# ust a few questions



## dette21 (Jun 3, 2012)

Hey guys I just have a few questions. I just got my first batch of 6 lake malawi african cichlids from a local breeder. He told me to buy 4 to 6 at a time and he helped me pick out a beautiful beggining bunch and I've had little aggression and now there getting along great. He had a disaster ( not diesease) anyways he lost all of his fish. He knows what's he's talking about and has been doing it a long time my questions are: Do I have to buy cichlids just from lake malawi or will most africans do ok? I now have to buy some from my lfs and want to quantine them for two weeks which means I have get them soon and any ideas which ones would be good? I have a pair of vics, a pair of yellow labs, a blue cobalt, and a blue zebra one I have the scientific name but can't find a common name. If anyone was any help or suggestions id appreciate it


----------



## RonB (Nov 7, 2011)

You should keep all Lake Malawi. Their best kept with 1 male to 4 or 5 females. Best to also overstock that helps keep the agression down. And filter 10 times of whatever you're tank is.


----------



## navigator black (Jan 3, 2012)

What's a vic?


----------



## RonB (Nov 7, 2011)

Was wondering that also?


----------



## dette21 (Jun 3, 2012)

He called them vic or victorians there red and yellow and black


----------



## susankat (Nov 15, 2008)

Victorians are from a different lake and different needs, not as aggressive as Malawi and shouldn't be mixed.


----------



## zero (Mar 27, 2012)

also mbuna and non mbuna malawis shouldnt be mixed.


----------



## dette21 (Jun 3, 2012)

Ok thanks guys


----------



## Jonbon11 (Jul 2, 2012)

Most African should be fine together but you have to remember you can't put a shell dweller (very small) and something like a full grown livingstonii together. You have mbuna cichlids Sooo f I were you I would try to get more of the same species just to try not to crossbreed. And I would stick with just cichlids from lake Malawi!


----------



## zero (Mar 27, 2012)

═══

*Exercise A*: Translate this sentence from the forum thread into French: "What's a vic?"
The records are unrelated to the forum thread.

Items from a dataset

═══

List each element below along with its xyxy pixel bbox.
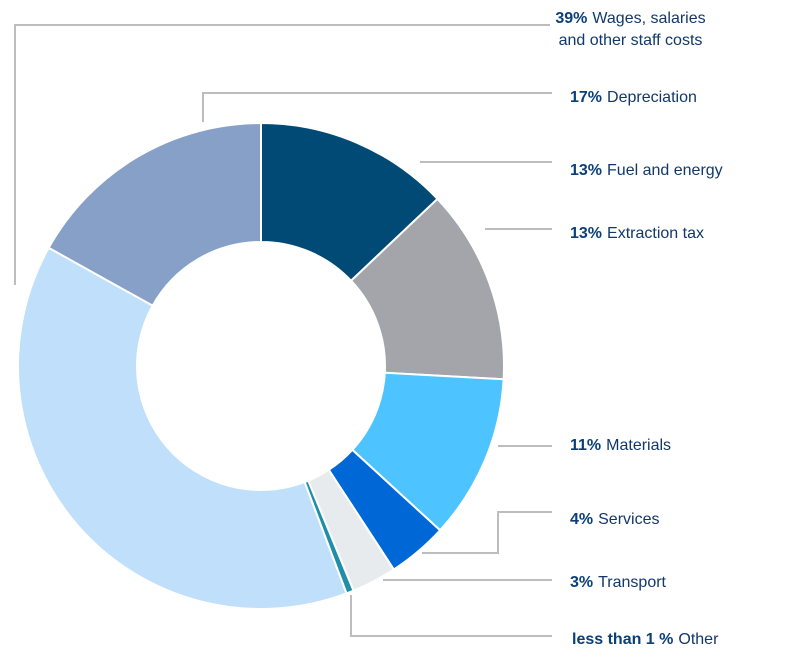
leader-line <box>202 92 552 122</box>
value-label: 3% <box>570 574 594 591</box>
category-label: Other <box>678 631 719 648</box>
value-label: 17% <box>570 89 603 106</box>
category-label: Wages, salaries and other staff costs <box>558 10 706 49</box>
segment-label: 17% Depreciation <box>570 87 697 109</box>
segment-label: 39% Wages, salaries and other staff costs <box>548 8 713 52</box>
value-label: 13% <box>570 162 603 179</box>
leader-line <box>422 511 552 554</box>
value-label: 39% <box>555 10 588 27</box>
donut-segment <box>349 197 505 381</box>
segment-label: 11% Materials <box>570 435 671 457</box>
value-label: 4% <box>570 511 594 528</box>
category-label: Fuel and energy <box>607 162 723 179</box>
category-label: Materials <box>606 437 672 454</box>
segment-label: 13% Fuel and energy <box>570 160 723 182</box>
segment-label: 3% Transport <box>570 572 666 594</box>
donut-segment <box>17 246 348 610</box>
segment-label: 4% Services <box>570 509 659 531</box>
category-label: Transport <box>598 574 666 591</box>
leader-line <box>14 24 550 285</box>
donut-segment <box>47 121 262 308</box>
category-label: Depreciation <box>607 89 697 106</box>
value-label: 11% <box>570 437 602 454</box>
segment-label: less than 1 % Other <box>572 629 718 651</box>
value-label: 13% <box>570 225 603 242</box>
leader-line <box>350 595 552 637</box>
category-label: Services <box>598 511 660 528</box>
segment-label: 13% Extraction tax <box>570 223 704 245</box>
donut-segment <box>260 121 439 283</box>
category-label: Extraction tax <box>607 225 704 242</box>
value-label: less than 1 % <box>572 631 674 648</box>
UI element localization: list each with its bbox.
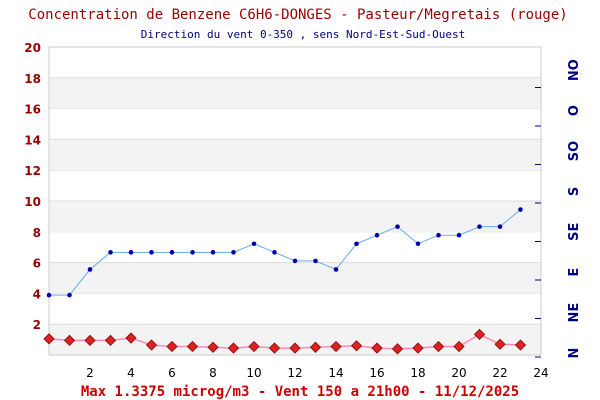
wind-point [87, 267, 93, 272]
series-line-wind [49, 209, 521, 296]
benzene-point [227, 342, 240, 354]
wind-point [518, 207, 523, 212]
x-tick-label: 12 [287, 366, 302, 380]
wind-direction-label: E [567, 268, 582, 277]
x-tick-label: 22 [492, 366, 507, 380]
y-tick-label: 2 [33, 318, 41, 332]
benzene-point [125, 332, 137, 344]
benzene-point [84, 334, 96, 347]
x-tick-label: 6 [168, 366, 176, 380]
wind-point [477, 224, 482, 229]
benzene-point [391, 343, 404, 355]
wind-direction-label: N [567, 348, 582, 359]
plot-frame [48, 46, 542, 356]
wind-point [67, 292, 72, 298]
x-tick-label: 14 [328, 366, 343, 380]
wind-point [395, 224, 400, 229]
wind-point [251, 241, 257, 247]
benzene-point [268, 342, 281, 354]
benzene-point [473, 328, 486, 341]
benzene-point [43, 333, 55, 345]
benzene-point [494, 338, 506, 350]
wind-direction-label: O [567, 105, 582, 116]
wind-direction-label: SO [567, 141, 582, 161]
benzene-point [350, 340, 363, 352]
benzene-point [248, 340, 260, 353]
benzene-point [145, 339, 158, 351]
wind-point [190, 250, 195, 255]
y-tick-label: 12 [24, 164, 41, 178]
benzene-point [207, 341, 219, 353]
wind-point [415, 241, 421, 247]
benzene-point [186, 340, 199, 353]
wind-direction-label: NE [567, 303, 582, 323]
benzene-point [309, 341, 322, 353]
x-tick-label: 8 [209, 366, 217, 380]
wind-point [272, 250, 277, 255]
benzene-point [371, 342, 383, 354]
benzene-point [330, 340, 342, 353]
x-tick-label: 18 [410, 366, 425, 380]
wind-point [292, 258, 298, 264]
benzene-point [412, 342, 424, 354]
benzene-point [63, 334, 76, 347]
grid-band [49, 77, 541, 109]
benzene-point [453, 340, 465, 353]
y-tick-label: 4 [33, 287, 41, 301]
wind-point [210, 250, 216, 255]
y-tick-label: 18 [24, 72, 41, 86]
wind-point [46, 292, 52, 298]
grid-band [49, 139, 541, 171]
wind-point [313, 258, 318, 264]
wind-direction-label: NO [567, 59, 582, 81]
x-tick-label: 24 [533, 366, 548, 380]
wind-point [354, 241, 359, 247]
y-tick-label: 6 [33, 257, 41, 271]
x-tick-label: 2 [86, 366, 94, 380]
y-tick-label: 16 [24, 103, 41, 117]
wind-point [456, 232, 462, 238]
wind-direction-label: SE [567, 223, 582, 241]
y-tick-label: 14 [24, 133, 41, 147]
wind-point [149, 250, 154, 255]
x-tick-label: 4 [127, 366, 135, 380]
wind-point [374, 232, 380, 238]
wind-point [128, 250, 134, 255]
benzene-point [166, 340, 178, 353]
chart-title: Concentration de Benzene C6H6-DONGES - P… [28, 7, 567, 23]
wind-point [333, 267, 339, 272]
wind-direction-label: S [567, 187, 582, 196]
grid-band [49, 262, 541, 294]
x-tick-label: 20 [451, 366, 466, 380]
wind-point [436, 232, 441, 238]
benzene-point [289, 342, 301, 354]
wind-point [108, 250, 113, 255]
chart-footer: Max 1.3375 microg/m3 - Vent 150 a 21h00 … [81, 384, 519, 400]
chart-subtitle: Direction du vent 0-350 , sens Nord-Est-… [141, 28, 466, 41]
benzene-point [514, 339, 527, 351]
grid-band [49, 201, 541, 232]
y-tick-label: 8 [33, 226, 41, 240]
y-tick-label: 10 [24, 195, 41, 209]
benzene-point [432, 340, 445, 353]
x-tick-label: 10 [246, 366, 261, 380]
wind-point [497, 224, 503, 229]
x-tick-label: 16 [369, 366, 384, 380]
benzene-point [104, 334, 117, 347]
y-tick-label: 20 [24, 41, 41, 55]
wind-point [169, 250, 175, 255]
wind-point [231, 250, 236, 255]
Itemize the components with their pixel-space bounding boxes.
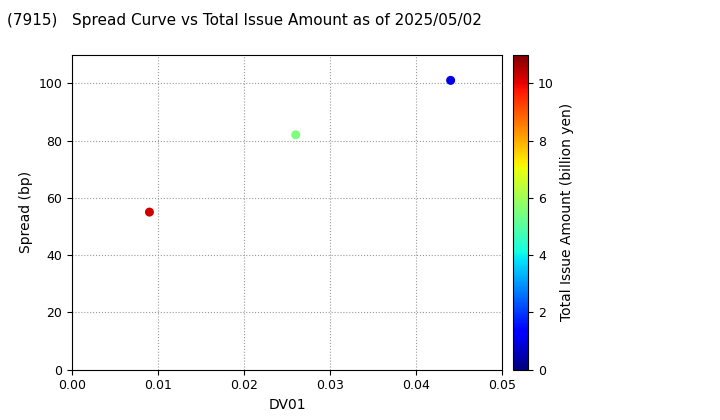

═══

*Exercise B*: In the records, rewrite the lines starting at the one that contains "wind-point [87, 267, 93, 272]" and ending at the one that contains "wind-point [477, 224, 482, 229]", replacing "benzene-point" with "benzene-marker" and leaving everything else the same.

*Complete output A*: Qu'est-ce qu'un vic ?

*Complete output B*:
wind-point [87, 267, 93, 272]
series-line-wind [49, 209, 521, 296]
benzene-marker [227, 342, 240, 354]
wind-point [518, 207, 523, 212]
x-tick-label: 12 [287, 366, 302, 380]
wind-direction-label: E [567, 268, 582, 277]
x-tick-label: 22 [492, 366, 507, 380]
y-tick-label: 2 [33, 318, 41, 332]
benzene-marker [125, 332, 137, 344]
benzene-marker [84, 334, 96, 347]
x-tick-label: 6 [168, 366, 176, 380]
wind-point [477, 224, 482, 229]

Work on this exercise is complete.